Records of document pages and text:
=====
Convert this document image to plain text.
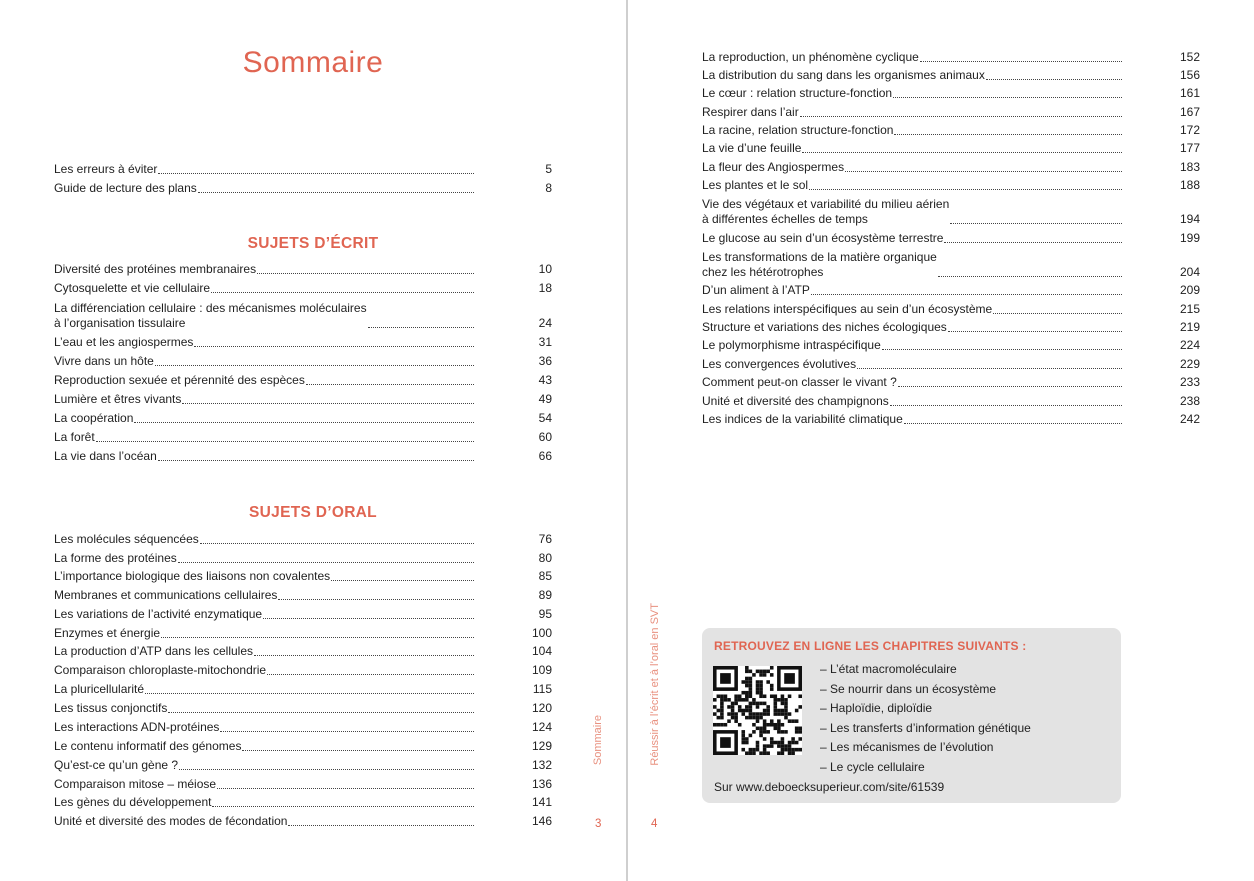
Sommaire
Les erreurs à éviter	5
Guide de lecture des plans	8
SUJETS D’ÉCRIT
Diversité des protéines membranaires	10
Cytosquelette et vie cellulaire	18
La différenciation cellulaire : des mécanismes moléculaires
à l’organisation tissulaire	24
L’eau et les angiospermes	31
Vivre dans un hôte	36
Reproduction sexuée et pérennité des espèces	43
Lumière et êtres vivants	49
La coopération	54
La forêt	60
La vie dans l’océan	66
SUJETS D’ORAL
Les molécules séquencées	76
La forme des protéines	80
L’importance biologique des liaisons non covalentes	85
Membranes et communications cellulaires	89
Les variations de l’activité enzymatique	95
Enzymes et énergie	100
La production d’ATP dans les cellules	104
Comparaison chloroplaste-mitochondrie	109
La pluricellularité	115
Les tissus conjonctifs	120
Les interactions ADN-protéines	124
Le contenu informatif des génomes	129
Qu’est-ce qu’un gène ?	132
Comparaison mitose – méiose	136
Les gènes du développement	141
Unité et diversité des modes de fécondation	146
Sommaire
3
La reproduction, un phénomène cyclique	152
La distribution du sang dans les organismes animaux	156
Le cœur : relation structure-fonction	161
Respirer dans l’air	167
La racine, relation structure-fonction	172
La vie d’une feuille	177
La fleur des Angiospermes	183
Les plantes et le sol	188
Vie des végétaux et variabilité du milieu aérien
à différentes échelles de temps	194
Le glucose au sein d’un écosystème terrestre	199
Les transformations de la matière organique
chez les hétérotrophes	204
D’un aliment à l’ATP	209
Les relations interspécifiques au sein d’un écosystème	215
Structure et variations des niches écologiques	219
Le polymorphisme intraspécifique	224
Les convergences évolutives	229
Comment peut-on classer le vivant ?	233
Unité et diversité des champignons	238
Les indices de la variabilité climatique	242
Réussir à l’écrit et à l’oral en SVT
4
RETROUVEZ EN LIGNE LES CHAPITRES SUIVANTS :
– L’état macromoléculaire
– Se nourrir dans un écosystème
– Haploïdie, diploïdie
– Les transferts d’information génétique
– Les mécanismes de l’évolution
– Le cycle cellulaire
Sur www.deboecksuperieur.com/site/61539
=====
▶ [Exercise aim] Keep the pictures out of your copy, and repeat every entry above exactly.

▶ [Solution]
Convert this document image to plain text.
Sommaire
Les erreurs à éviter	5
Guide de lecture des plans	8
SUJETS D’ÉCRIT
Diversité des protéines membranaires	10
Cytosquelette et vie cellulaire	18
La différenciation cellulaire : des mécanismes moléculaires
à l’organisation tissulaire	24
L’eau et les angiospermes	31
Vivre dans un hôte	36
Reproduction sexuée et pérennité des espèces	43
Lumière et êtres vivants	49
La coopération	54
La forêt	60
La vie dans l’océan	66
SUJETS D’ORAL
Les molécules séquencées	76
La forme des protéines	80
L’importance biologique des liaisons non covalentes	85
Membranes et communications cellulaires	89
Les variations de l’activité enzymatique	95
Enzymes et énergie	100
La production d’ATP dans les cellules	104
Comparaison chloroplaste-mitochondrie	109
La pluricellularité	115
Les tissus conjonctifs	120
Les interactions ADN-protéines	124
Le contenu informatif des génomes	129
Qu’est-ce qu’un gène ?	132
Comparaison mitose – méiose	136
Les gènes du développement	141
Unité et diversité des modes de fécondation	146
Sommaire
3
La reproduction, un phénomène cyclique	152
La distribution du sang dans les organismes animaux	156
Le cœur : relation structure-fonction	161
Respirer dans l’air	167
La racine, relation structure-fonction	172
La vie d’une feuille	177
La fleur des Angiospermes	183
Les plantes et le sol	188
Vie des végétaux et variabilité du milieu aérien
à différentes échelles de temps	194
Le glucose au sein d’un écosystème terrestre	199
Les transformations de la matière organique
chez les hétérotrophes	204
D’un aliment à l’ATP	209
Les relations interspécifiques au sein d’un écosystème	215
Structure et variations des niches écologiques	219
Le polymorphisme intraspécifique	224
Les convergences évolutives	229
Comment peut-on classer le vivant ?	233
Unité et diversité des champignons	238
Les indices de la variabilité climatique	242
Réussir à l’écrit et à l’oral en SVT
4
RETROUVEZ EN LIGNE LES CHAPITRES SUIVANTS :
– L’état macromoléculaire
– Se nourrir dans un écosystème
– Haploïdie, diploïdie
– Les transferts d’information génétique
– Les mécanismes de l’évolution
– Le cycle cellulaire
Sur www.deboecksuperieur.com/site/61539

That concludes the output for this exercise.